Copy out the lines that have "star" in them.

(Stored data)
......
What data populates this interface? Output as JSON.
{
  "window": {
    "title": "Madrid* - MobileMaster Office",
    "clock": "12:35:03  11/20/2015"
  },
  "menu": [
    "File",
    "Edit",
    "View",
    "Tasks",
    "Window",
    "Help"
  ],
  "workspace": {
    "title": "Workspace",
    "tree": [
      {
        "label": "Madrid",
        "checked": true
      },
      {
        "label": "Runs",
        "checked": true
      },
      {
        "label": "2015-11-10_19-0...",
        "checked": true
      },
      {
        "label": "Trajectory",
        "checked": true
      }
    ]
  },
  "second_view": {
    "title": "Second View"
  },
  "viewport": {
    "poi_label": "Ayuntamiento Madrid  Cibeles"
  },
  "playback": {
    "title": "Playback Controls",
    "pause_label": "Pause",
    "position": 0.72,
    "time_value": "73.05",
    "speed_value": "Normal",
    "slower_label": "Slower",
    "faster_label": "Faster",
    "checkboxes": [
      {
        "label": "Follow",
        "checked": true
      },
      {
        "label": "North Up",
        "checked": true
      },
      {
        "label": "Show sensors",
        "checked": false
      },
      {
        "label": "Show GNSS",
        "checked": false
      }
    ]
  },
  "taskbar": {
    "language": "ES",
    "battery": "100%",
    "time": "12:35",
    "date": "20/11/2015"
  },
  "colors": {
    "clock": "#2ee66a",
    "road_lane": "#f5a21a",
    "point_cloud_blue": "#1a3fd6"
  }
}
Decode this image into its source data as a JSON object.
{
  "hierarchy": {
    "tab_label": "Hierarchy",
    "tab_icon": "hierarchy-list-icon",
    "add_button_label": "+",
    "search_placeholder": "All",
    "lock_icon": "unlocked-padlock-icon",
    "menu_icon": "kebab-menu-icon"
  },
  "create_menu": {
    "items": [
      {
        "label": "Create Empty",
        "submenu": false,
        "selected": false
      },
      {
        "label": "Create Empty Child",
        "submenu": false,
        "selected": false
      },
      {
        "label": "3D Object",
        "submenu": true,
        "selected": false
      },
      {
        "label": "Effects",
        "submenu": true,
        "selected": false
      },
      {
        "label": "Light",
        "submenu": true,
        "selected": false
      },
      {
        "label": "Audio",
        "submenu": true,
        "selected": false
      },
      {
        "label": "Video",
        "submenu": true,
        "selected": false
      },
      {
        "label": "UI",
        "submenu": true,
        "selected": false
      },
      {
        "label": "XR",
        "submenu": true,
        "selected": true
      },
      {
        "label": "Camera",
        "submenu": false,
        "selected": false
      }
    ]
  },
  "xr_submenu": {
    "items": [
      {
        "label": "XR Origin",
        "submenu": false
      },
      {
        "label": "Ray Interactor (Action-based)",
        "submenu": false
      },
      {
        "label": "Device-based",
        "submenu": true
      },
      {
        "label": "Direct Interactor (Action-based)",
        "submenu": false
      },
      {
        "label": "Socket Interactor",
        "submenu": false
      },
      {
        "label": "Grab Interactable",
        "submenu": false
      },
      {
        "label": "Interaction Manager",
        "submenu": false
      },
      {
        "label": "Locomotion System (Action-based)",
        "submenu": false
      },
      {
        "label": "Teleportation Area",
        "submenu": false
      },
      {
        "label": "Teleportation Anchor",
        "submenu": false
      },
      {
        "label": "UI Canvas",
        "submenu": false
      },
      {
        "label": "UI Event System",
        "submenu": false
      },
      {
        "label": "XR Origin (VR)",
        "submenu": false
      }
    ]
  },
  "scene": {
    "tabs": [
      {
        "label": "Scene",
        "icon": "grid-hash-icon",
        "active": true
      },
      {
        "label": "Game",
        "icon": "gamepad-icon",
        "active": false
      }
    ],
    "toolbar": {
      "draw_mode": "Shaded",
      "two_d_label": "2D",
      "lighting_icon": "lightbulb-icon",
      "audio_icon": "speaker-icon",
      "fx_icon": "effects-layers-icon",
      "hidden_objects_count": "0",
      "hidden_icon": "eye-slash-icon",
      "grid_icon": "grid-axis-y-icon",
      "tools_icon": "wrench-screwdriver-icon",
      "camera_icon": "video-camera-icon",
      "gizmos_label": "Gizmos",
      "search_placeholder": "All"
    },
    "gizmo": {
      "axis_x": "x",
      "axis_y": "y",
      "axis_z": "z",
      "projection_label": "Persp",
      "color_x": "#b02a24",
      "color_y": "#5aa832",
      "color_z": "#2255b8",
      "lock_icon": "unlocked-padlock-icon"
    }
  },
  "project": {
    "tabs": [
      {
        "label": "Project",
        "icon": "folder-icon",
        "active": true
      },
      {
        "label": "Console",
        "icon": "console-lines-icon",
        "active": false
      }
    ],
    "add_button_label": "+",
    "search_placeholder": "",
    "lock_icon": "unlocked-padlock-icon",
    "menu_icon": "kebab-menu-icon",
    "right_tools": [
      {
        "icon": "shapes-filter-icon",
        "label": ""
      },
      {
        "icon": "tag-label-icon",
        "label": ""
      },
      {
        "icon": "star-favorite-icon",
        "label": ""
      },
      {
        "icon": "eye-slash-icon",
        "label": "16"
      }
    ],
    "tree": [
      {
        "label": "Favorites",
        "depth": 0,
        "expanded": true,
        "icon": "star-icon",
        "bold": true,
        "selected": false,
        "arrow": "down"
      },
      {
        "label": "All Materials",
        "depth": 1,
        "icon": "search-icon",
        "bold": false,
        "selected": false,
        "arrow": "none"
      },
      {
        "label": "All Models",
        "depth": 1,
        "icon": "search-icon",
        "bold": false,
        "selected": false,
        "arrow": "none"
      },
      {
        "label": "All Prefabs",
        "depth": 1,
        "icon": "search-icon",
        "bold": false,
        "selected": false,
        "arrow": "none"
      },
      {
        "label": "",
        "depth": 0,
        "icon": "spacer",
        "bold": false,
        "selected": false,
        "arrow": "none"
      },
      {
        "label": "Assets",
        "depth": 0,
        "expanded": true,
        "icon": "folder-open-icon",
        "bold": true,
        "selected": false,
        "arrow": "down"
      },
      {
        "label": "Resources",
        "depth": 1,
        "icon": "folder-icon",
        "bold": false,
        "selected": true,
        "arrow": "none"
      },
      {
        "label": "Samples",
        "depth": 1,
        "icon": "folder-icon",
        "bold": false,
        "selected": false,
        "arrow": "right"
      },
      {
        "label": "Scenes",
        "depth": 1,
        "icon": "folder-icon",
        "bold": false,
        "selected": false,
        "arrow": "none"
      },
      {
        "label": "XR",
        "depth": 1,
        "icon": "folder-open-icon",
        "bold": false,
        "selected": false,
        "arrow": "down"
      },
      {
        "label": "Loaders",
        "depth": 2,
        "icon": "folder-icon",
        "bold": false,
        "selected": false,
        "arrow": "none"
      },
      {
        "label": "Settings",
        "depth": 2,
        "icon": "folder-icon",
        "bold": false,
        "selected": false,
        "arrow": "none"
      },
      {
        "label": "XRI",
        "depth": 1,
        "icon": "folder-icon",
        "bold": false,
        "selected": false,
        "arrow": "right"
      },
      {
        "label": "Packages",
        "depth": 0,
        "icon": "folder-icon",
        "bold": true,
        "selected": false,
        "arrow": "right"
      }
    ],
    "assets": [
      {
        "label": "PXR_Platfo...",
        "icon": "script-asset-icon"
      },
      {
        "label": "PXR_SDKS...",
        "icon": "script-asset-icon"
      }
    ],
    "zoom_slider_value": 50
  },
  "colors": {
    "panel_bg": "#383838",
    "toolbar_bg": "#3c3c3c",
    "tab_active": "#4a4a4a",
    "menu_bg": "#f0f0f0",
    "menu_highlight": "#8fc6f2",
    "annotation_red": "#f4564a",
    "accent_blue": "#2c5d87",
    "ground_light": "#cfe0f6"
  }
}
......
- _Task response_:
        "icon": "star-favorite-icon",
        "icon": "star-icon",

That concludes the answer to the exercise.